**WHAT TO DO**
Each line containing the string "little" should be copied out of the entries.

**App and web page records**
Content starts

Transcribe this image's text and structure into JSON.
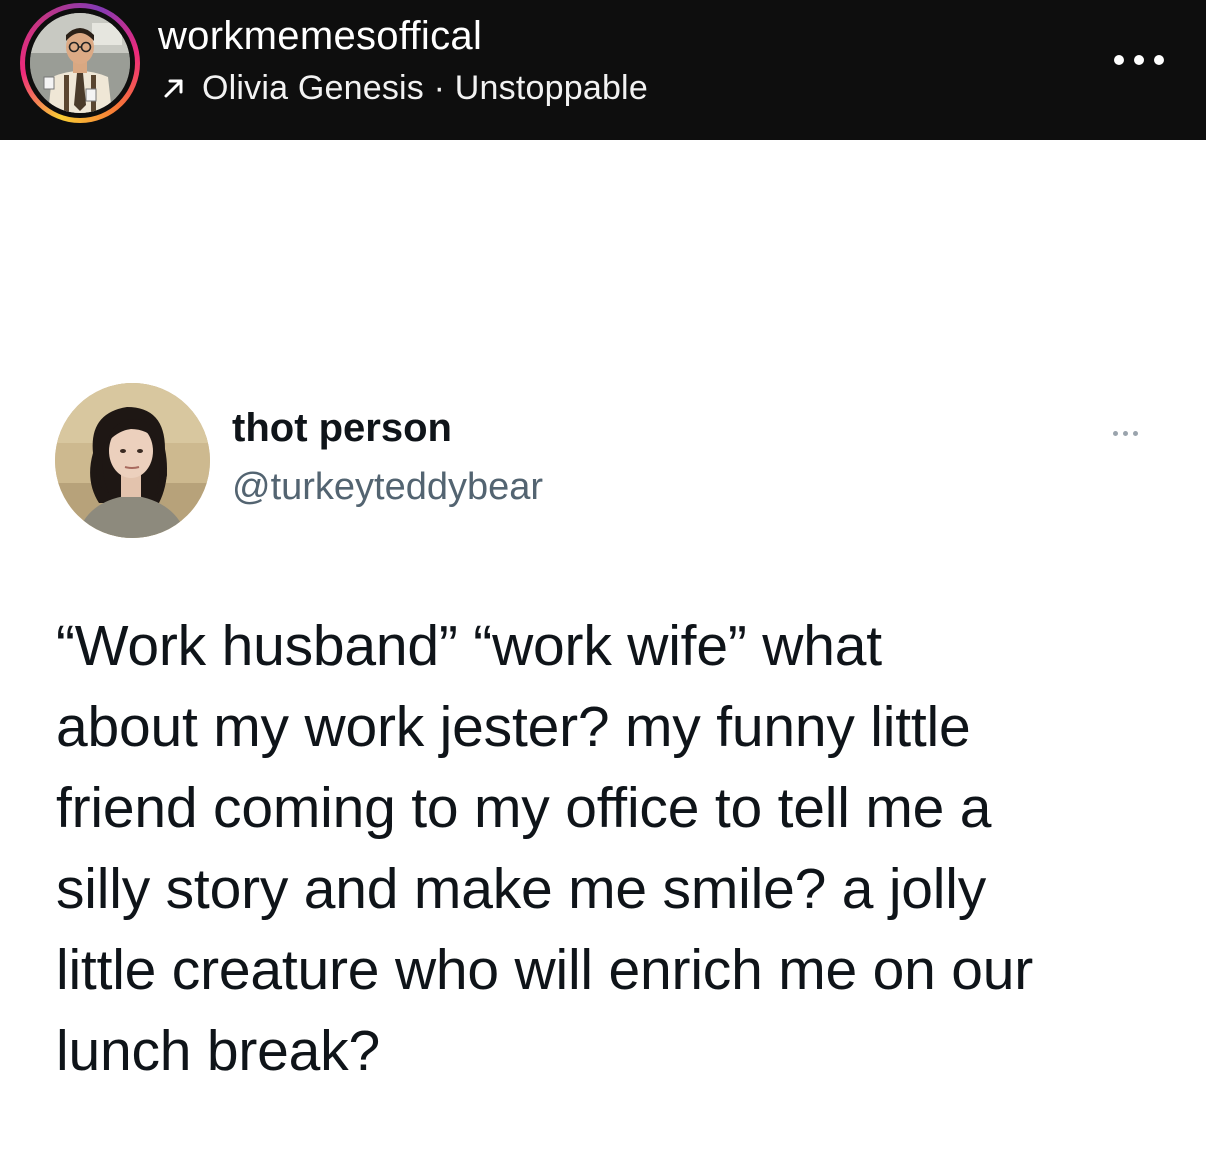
{
  "post_header": {
    "account_name": "workmemesoffical",
    "audio_icon": "trending-arrow-icon",
    "audio_text": "Olivia Genesis · Unstoppable",
    "more_icon": "more-options-icon",
    "ring_colors": [
      "#f9ce34",
      "#ee2a7b",
      "#833ab4"
    ],
    "background": "#0e0e0e"
  },
  "tweet": {
    "display_name": "thot person",
    "handle": "@turkeyteddybear",
    "more_icon": "more-options-icon",
    "text_lines": [
      "“Work husband” “work wife” what",
      "about my work jester? my funny little",
      "friend coming to my office to tell me a",
      "silly story and make me smile? a jolly",
      "little creature who will enrich me on our",
      "lunch break?"
    ],
    "text_color": "#0f1419",
    "handle_color": "#536471"
  }
}
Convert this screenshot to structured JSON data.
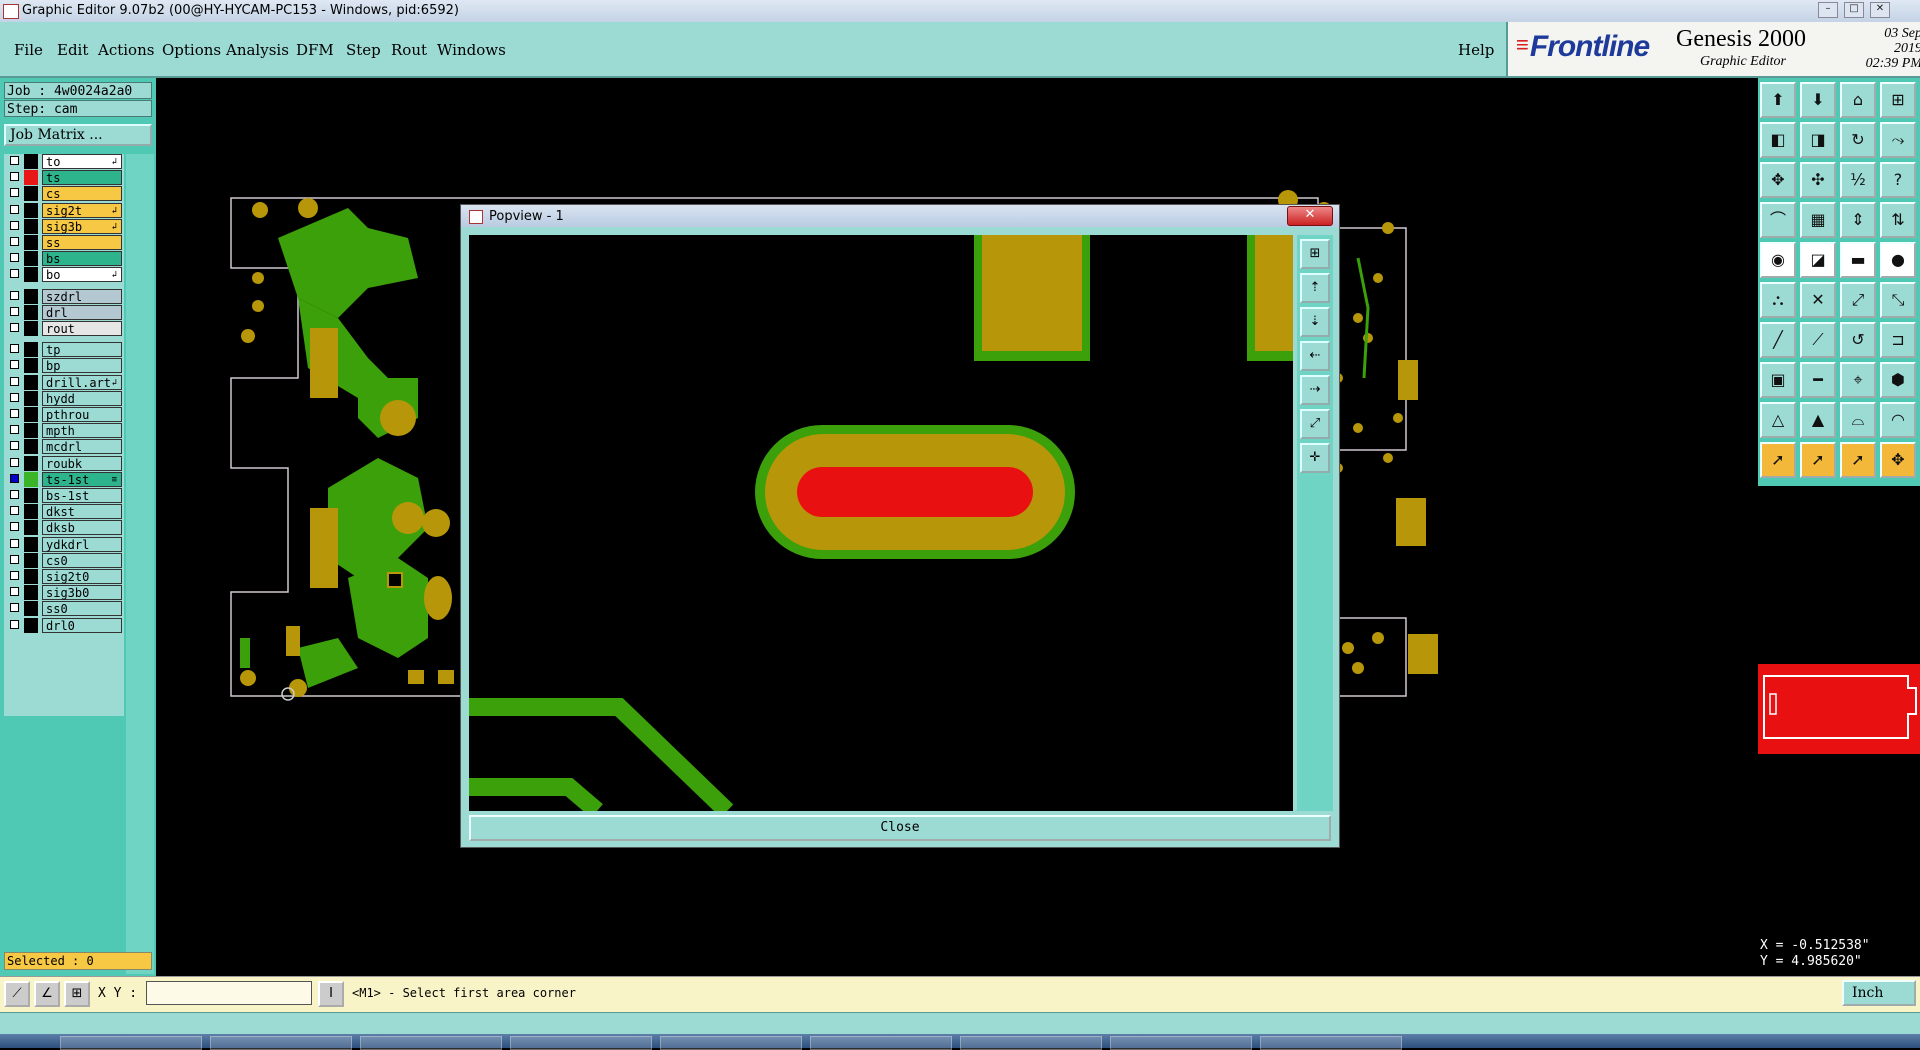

Content ends

**RESPONSE TO THE EXERCISE**
      "about my work jester? my funny little",
      "little creature who will enrich me on our",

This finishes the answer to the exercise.